─── Dataset rows

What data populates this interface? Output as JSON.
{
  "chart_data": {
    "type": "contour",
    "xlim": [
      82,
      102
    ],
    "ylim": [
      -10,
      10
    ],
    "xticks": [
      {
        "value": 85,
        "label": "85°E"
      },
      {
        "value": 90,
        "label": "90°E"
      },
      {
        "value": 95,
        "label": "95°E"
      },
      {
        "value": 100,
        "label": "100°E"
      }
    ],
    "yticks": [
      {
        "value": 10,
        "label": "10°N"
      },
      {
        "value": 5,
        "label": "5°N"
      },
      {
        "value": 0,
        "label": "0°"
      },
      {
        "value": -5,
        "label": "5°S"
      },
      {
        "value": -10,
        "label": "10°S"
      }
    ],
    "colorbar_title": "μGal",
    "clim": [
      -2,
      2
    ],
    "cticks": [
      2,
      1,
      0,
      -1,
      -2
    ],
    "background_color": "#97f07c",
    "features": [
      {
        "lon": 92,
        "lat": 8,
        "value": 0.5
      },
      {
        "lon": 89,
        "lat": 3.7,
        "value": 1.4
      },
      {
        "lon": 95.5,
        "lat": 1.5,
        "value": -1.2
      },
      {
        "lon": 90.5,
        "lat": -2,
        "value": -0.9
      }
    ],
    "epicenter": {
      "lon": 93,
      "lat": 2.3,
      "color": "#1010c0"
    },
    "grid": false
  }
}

──────

* **Directions for this task**: Collect the complete line wherever the string "label" appears in the records.

* **Exercise answer**:
        "label": "85°E"
        "label": "90°E"
        "label": "95°E"
        "label": "100°E"
        "label": "10°N"
        "label": "5°N"
        "label": "0°"
        "label": "5°S"
        "label": "10°S"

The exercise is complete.